Copy out every record below, word for word.

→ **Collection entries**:
##########

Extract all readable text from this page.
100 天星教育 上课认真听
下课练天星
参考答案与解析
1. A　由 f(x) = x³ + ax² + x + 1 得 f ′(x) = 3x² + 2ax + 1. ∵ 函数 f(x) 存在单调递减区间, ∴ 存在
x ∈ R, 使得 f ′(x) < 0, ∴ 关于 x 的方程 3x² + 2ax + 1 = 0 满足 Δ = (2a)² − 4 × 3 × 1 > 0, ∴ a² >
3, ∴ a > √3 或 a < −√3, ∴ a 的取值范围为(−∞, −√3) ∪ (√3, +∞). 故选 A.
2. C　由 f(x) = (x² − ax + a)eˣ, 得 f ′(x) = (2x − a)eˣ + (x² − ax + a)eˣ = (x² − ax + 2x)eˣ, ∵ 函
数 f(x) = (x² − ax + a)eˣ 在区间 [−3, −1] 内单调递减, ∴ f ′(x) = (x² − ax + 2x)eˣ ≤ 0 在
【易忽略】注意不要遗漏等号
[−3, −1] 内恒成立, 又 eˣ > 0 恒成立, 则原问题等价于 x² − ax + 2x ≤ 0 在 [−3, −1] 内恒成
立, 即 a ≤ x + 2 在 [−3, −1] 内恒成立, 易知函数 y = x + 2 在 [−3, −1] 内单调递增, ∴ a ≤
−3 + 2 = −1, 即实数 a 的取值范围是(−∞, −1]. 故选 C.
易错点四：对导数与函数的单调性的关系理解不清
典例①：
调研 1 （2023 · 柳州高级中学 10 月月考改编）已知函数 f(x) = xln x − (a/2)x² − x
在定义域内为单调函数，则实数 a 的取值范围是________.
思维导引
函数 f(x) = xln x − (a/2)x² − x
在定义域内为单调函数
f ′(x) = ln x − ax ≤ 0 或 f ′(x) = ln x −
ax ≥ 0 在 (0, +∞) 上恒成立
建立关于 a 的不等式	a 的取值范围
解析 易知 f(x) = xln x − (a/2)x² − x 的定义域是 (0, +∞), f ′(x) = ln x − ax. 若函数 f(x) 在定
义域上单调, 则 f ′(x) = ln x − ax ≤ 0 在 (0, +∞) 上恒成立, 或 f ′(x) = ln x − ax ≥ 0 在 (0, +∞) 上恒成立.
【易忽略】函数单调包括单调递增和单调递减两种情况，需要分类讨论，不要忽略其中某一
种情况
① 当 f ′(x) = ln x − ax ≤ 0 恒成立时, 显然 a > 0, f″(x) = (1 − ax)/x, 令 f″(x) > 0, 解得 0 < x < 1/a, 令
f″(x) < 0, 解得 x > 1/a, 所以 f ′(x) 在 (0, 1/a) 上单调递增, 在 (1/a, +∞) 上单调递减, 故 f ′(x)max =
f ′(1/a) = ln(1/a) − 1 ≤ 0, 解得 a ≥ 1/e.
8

##########

→ **Response to the exercise**:
Extract all readable text from this page.
100 天星教育 上课认真听
下课练天星
参考答案与解析
1. A　由 f(x) = x³ + ax² + x + 1 得 f ′(x) = 3x² + 2ax + 1. ∵ 函数 f(x) 存在单调递减区间, ∴ 存在
x ∈ R, 使得 f ′(x) < 0, ∴ 关于 x 的方程 3x² + 2ax + 1 = 0 满足 Δ = (2a)² − 4 × 3 × 1 > 0, ∴ a² >
3, ∴ a > √3 或 a < −√3, ∴ a 的取值范围为(−∞, −√3) ∪ (√3, +∞). 故选 A.
2. C　由 f(x) = (x² − ax + a)eˣ, 得 f ′(x) = (2x − a)eˣ + (x² − ax + a)eˣ = (x² − ax + 2x)eˣ, ∵ 函
数 f(x) = (x² − ax + a)eˣ 在区间 [−3, −1] 内单调递减, ∴ f ′(x) = (x² − ax + 2x)eˣ ≤ 0 在
【易忽略】注意不要遗漏等号
[−3, −1] 内恒成立, 又 eˣ > 0 恒成立, 则原问题等价于 x² − ax + 2x ≤ 0 在 [−3, −1] 内恒成
立, 即 a ≤ x + 2 在 [−3, −1] 内恒成立, 易知函数 y = x + 2 在 [−3, −1] 内单调递增, ∴ a ≤
−3 + 2 = −1, 即实数 a 的取值范围是(−∞, −1]. 故选 C.
易错点四：对导数与函数的单调性的关系理解不清
典例①：
调研 1 （2023 · 柳州高级中学 10 月月考改编）已知函数 f(x) = xln x − (a/2)x² − x
在定义域内为单调函数，则实数 a 的取值范围是________.
思维导引
函数 f(x) = xln x − (a/2)x² − x
在定义域内为单调函数
f ′(x) = ln x − ax ≤ 0 或 f ′(x) = ln x −
ax ≥ 0 在 (0, +∞) 上恒成立
建立关于 a 的不等式	a 的取值范围
解析 易知 f(x) = xln x − (a/2)x² − x 的定义域是 (0, +∞), f ′(x) = ln x − ax. 若函数 f(x) 在定
义域上单调, 则 f ′(x) = ln x − ax ≤ 0 在 (0, +∞) 上恒成立, 或 f ′(x) = ln x − ax ≥ 0 在 (0, +∞) 上恒成立.
【易忽略】函数单调包括单调递增和单调递减两种情况，需要分类讨论，不要忽略其中某一
种情况
① 当 f ′(x) = ln x − ax ≤ 0 恒成立时, 显然 a > 0, f″(x) = (1 − ax)/x, 令 f″(x) > 0, 解得 0 < x < 1/a, 令
f″(x) < 0, 解得 x > 1/a, 所以 f ′(x) 在 (0, 1/a) 上单调递增, 在 (1/a, +∞) 上单调递减, 故 f ′(x)max =
f ′(1/a) = ln(1/a) − 1 ≤ 0, 解得 a ≥ 1/e.
8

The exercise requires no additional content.